- [Material provided]
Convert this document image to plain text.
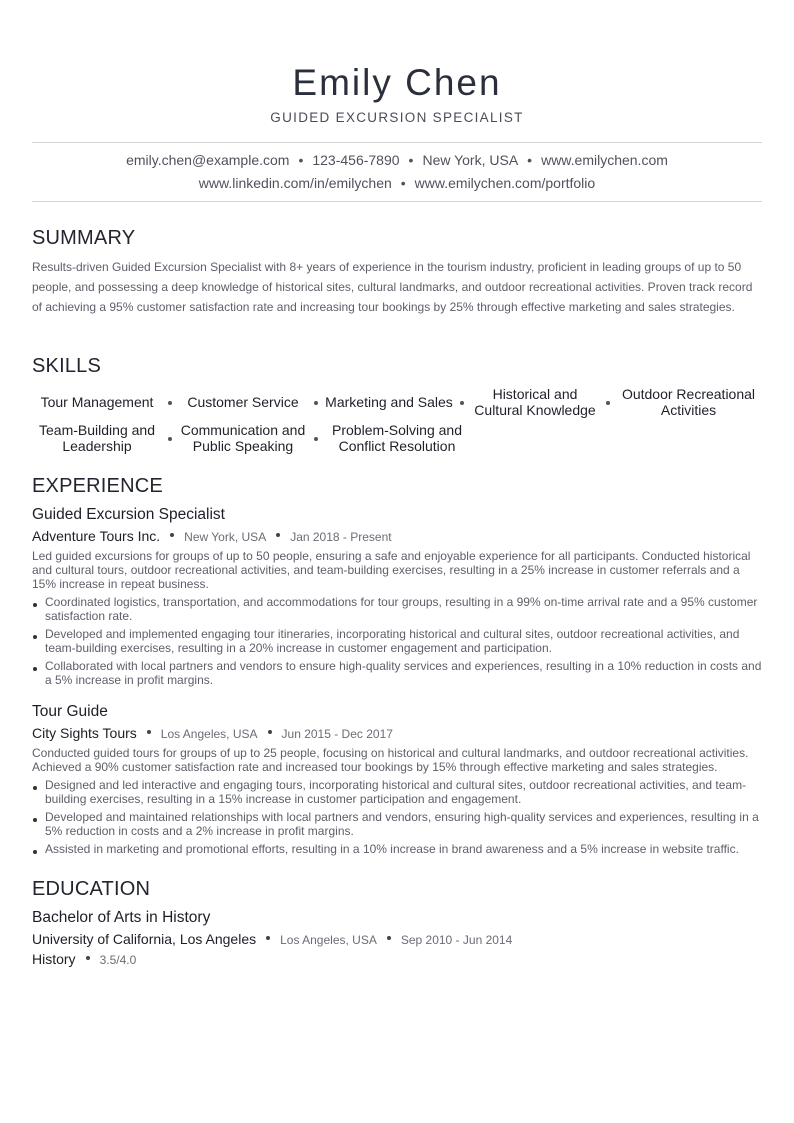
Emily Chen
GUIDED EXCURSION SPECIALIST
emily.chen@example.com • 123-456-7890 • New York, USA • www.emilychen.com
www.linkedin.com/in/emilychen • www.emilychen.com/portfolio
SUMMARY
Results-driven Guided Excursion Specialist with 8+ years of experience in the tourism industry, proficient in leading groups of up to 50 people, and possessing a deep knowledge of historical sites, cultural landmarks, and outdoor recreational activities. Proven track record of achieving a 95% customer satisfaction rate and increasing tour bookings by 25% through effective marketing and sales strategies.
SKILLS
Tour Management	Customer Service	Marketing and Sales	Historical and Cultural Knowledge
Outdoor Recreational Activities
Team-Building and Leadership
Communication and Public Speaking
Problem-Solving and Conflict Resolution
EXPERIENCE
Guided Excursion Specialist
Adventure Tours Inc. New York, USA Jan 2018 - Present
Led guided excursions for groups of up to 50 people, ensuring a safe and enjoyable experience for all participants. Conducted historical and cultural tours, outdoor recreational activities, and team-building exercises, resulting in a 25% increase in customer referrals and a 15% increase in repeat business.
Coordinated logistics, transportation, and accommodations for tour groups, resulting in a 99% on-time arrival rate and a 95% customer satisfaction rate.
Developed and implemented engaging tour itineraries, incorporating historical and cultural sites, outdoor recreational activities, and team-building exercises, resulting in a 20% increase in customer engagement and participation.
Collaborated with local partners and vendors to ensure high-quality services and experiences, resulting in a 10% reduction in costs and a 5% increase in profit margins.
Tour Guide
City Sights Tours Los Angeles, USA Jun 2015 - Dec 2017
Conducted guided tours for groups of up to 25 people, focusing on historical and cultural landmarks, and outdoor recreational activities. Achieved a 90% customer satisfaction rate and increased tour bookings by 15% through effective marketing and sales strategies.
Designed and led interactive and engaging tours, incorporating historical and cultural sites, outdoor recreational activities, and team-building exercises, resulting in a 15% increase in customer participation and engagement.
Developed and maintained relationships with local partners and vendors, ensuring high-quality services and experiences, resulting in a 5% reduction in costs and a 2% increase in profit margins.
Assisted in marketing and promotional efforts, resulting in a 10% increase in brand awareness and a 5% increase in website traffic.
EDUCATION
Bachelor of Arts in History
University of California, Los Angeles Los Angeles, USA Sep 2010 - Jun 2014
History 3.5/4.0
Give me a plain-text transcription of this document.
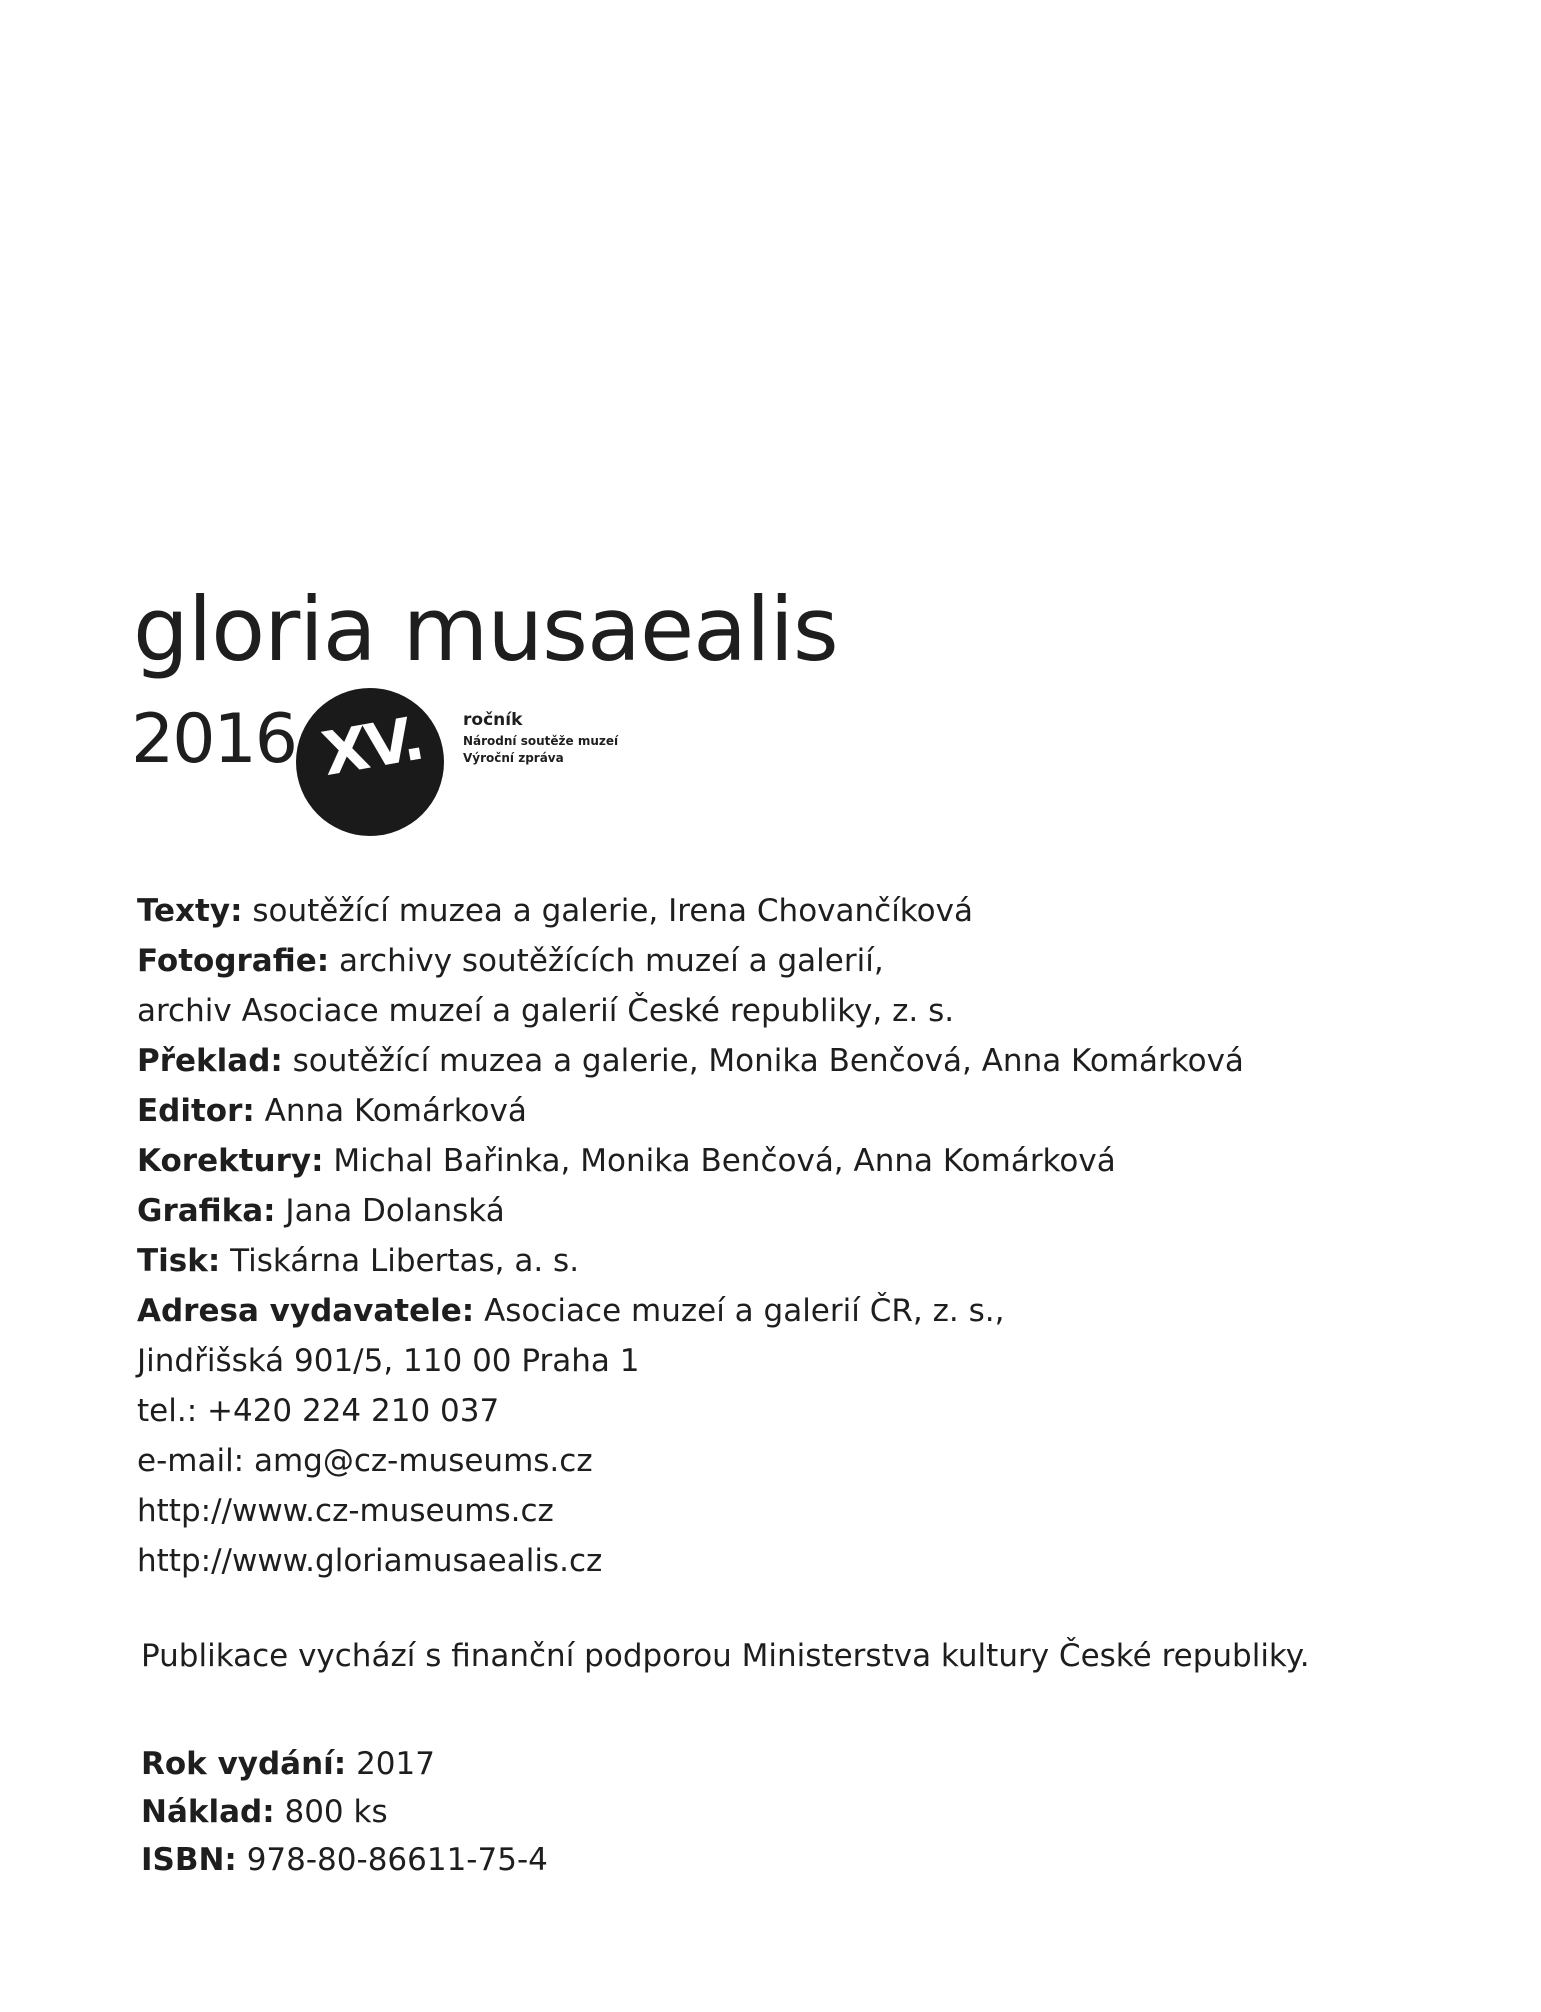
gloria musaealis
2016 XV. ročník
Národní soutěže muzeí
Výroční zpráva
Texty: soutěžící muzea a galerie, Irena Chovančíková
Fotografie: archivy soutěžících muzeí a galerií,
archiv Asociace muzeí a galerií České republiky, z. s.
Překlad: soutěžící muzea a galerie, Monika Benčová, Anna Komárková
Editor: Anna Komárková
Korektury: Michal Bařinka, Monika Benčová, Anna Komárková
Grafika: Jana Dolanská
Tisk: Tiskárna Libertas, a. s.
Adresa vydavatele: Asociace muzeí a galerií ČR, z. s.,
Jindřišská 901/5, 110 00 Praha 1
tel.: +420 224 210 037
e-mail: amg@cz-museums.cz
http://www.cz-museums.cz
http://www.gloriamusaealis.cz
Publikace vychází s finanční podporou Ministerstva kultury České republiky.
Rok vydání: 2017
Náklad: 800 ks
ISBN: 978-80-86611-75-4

* * *

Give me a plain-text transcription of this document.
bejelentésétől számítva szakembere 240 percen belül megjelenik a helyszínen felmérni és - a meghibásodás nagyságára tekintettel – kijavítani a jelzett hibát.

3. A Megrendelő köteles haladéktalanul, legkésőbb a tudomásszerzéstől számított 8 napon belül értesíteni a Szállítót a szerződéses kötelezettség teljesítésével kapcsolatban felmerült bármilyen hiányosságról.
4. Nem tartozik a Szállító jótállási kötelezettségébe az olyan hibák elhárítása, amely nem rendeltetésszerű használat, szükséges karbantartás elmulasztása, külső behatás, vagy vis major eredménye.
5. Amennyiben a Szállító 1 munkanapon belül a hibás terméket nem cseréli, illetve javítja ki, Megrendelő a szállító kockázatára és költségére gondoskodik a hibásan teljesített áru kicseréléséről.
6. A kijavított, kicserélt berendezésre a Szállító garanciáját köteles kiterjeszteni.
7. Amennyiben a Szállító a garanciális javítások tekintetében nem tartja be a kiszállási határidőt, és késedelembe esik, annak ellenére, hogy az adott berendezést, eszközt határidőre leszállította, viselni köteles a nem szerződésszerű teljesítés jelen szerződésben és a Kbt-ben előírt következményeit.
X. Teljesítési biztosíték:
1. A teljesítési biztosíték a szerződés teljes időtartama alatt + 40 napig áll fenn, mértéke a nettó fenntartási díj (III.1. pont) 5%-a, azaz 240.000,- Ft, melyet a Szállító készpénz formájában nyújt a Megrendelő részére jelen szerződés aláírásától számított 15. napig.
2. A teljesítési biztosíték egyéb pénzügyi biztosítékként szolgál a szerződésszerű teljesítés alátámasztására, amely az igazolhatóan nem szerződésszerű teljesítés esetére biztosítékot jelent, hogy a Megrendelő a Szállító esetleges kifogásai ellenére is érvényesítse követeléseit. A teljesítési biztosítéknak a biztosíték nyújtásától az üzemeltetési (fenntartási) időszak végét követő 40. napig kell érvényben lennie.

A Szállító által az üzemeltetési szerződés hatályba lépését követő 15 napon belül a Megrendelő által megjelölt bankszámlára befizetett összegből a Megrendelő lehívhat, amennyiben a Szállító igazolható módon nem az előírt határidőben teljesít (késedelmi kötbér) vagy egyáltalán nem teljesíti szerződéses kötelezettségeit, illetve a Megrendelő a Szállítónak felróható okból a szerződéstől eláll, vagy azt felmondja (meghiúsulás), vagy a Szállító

---

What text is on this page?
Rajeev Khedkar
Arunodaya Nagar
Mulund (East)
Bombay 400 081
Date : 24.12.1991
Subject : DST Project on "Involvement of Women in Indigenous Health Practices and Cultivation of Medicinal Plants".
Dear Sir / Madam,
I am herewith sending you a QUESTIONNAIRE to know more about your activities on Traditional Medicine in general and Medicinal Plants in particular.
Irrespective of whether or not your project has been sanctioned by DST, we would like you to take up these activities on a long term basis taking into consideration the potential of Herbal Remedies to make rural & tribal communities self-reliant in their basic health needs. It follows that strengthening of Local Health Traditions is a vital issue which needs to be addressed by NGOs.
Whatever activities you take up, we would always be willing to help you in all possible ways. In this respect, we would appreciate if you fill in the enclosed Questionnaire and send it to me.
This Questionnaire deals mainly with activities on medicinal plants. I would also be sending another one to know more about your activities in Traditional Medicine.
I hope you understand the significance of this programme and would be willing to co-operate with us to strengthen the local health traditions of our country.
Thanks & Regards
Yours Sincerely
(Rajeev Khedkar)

- [What the task asks] Find each line holding the word "incorporating" and copy it.

- [Answer for the task]
Developed and implemented engaging tour itineraries, incorporating historical and cultural sites, outdoor recreational activities, and team-building exercises, resulting in a 20% increase in customer engagement and participation.
Designed and led interactive and engaging tours, incorporating historical and cultural sites, outdoor recreational activities, and team-building exercises, resulting in a 15% increase in customer participation and engagement.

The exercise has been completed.